| Task to carry out |
Your task is to output all the records below, word for word.

| Records shown |
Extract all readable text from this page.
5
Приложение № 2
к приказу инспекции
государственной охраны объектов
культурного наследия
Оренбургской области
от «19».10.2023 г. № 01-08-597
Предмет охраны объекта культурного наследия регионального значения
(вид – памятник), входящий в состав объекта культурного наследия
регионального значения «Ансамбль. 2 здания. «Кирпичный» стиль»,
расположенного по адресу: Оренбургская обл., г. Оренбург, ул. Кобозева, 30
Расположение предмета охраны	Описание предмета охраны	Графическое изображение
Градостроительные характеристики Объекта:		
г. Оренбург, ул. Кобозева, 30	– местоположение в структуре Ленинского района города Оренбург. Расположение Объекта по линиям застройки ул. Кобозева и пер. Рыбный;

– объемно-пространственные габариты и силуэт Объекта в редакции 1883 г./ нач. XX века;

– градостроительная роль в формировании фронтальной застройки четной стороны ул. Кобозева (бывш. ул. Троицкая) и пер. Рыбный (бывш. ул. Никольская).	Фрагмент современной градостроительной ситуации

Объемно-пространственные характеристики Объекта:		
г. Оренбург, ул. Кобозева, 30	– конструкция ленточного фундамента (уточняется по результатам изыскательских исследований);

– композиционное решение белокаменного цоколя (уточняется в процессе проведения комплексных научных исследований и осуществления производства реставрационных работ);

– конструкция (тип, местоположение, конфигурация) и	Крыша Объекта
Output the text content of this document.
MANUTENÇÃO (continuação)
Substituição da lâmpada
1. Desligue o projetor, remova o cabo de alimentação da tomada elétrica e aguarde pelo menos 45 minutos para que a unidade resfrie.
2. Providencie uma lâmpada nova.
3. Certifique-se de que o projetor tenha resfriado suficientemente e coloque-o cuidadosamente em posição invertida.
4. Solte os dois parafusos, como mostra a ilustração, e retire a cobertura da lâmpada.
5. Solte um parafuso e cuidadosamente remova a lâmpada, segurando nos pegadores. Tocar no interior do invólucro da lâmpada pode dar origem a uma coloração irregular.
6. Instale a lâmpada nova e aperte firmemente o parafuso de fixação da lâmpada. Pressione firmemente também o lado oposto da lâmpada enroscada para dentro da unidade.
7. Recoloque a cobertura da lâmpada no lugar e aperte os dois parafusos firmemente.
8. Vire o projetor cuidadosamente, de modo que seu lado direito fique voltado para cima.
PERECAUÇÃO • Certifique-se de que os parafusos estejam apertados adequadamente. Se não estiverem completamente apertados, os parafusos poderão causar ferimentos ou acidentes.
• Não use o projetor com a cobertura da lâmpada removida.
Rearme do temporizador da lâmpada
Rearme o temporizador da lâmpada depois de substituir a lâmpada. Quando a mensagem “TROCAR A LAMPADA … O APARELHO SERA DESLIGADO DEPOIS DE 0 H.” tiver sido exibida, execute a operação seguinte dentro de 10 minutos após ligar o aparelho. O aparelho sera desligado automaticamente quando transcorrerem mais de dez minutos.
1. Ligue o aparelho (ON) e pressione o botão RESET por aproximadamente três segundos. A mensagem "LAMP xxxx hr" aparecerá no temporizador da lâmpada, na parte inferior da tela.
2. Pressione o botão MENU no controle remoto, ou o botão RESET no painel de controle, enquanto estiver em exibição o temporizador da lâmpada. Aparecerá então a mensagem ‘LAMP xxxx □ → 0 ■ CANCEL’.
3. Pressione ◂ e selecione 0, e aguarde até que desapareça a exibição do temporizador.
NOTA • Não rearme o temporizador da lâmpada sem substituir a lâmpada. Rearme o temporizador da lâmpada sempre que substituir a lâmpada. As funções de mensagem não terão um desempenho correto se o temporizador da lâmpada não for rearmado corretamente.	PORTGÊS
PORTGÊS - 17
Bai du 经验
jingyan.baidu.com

| Response to this exercise |
Extract all readable text from this page.
5
Приложение № 2
к приказу инспекции
государственной охраны объектов
культурного наследия
Оренбургской области
от «19».10.2023 г. № 01-08-597
Предмет охраны объекта культурного наследия регионального значения
(вид – памятник), входящий в состав объекта культурного наследия
регионального значения «Ансамбль. 2 здания. «Кирпичный» стиль»,
расположенного по адресу: Оренбургская обл., г. Оренбург, ул. Кобозева, 30
Расположение предмета охраны	Описание предмета охраны	Графическое изображение
Градостроительные характеристики Объекта:		
г. Оренбург, ул. Кобозева, 30	– местоположение в структуре Ленинского района города Оренбург. Расположение Объекта по линиям застройки ул. Кобозева и пер. Рыбный;

– объемно-пространственные габариты и силуэт Объекта в редакции 1883 г./ нач. XX века;

– градостроительная роль в формировании фронтальной застройки четной стороны ул. Кобозева (бывш. ул. Троицкая) и пер. Рыбный (бывш. ул. Никольская).	Фрагмент современной градостроительной ситуации

Объемно-пространственные характеристики Объекта:		
г. Оренбург, ул. Кобозева, 30	– конструкция ленточного фундамента (уточняется по результатам изыскательских исследований);

– композиционное решение белокаменного цоколя (уточняется в процессе проведения комплексных научных исследований и осуществления производства реставрационных работ);

– конструкция (тип, местоположение, конфигурация) и	Крыша Объекта
Output the text content of this document.
MANUTENÇÃO (continuação)
Substituição da lâmpada
1. Desligue o projetor, remova o cabo de alimentação da tomada elétrica e aguarde pelo menos 45 minutos para que a unidade resfrie.
2. Providencie uma lâmpada nova.
3. Certifique-se de que o projetor tenha resfriado suficientemente e coloque-o cuidadosamente em posição invertida.
4. Solte os dois parafusos, como mostra a ilustração, e retire a cobertura da lâmpada.
5. Solte um parafuso e cuidadosamente remova a lâmpada, segurando nos pegadores. Tocar no interior do invólucro da lâmpada pode dar origem a uma coloração irregular.
6. Instale a lâmpada nova e aperte firmemente o parafuso de fixação da lâmpada. Pressione firmemente também o lado oposto da lâmpada enroscada para dentro da unidade.
7. Recoloque a cobertura da lâmpada no lugar e aperte os dois parafusos firmemente.
8. Vire o projetor cuidadosamente, de modo que seu lado direito fique voltado para cima.
PERECAUÇÃO • Certifique-se de que os parafusos estejam apertados adequadamente. Se não estiverem completamente apertados, os parafusos poderão causar ferimentos ou acidentes.
• Não use o projetor com a cobertura da lâmpada removida.
Rearme do temporizador da lâmpada
Rearme o temporizador da lâmpada depois de substituir a lâmpada. Quando a mensagem “TROCAR A LAMPADA … O APARELHO SERA DESLIGADO DEPOIS DE 0 H.” tiver sido exibida, execute a operação seguinte dentro de 10 minutos após ligar o aparelho. O aparelho sera desligado automaticamente quando transcorrerem mais de dez minutos.
1. Ligue o aparelho (ON) e pressione o botão RESET por aproximadamente três segundos. A mensagem "LAMP xxxx hr" aparecerá no temporizador da lâmpada, na parte inferior da tela.
2. Pressione o botão MENU no controle remoto, ou o botão RESET no painel de controle, enquanto estiver em exibição o temporizador da lâmpada. Aparecerá então a mensagem ‘LAMP xxxx □ → 0 ■ CANCEL’.
3. Pressione ◂ e selecione 0, e aguarde até que desapareça a exibição do temporizador.
NOTA • Não rearme o temporizador da lâmpada sem substituir a lâmpada. Rearme o temporizador da lâmpada sempre que substituir a lâmpada. As funções de mensagem não terão um desempenho correto se o temporizador da lâmpada não for rearmado corretamente.	PORTGÊS
PORTGÊS - 17
Bai du 经验
jingyan.baidu.com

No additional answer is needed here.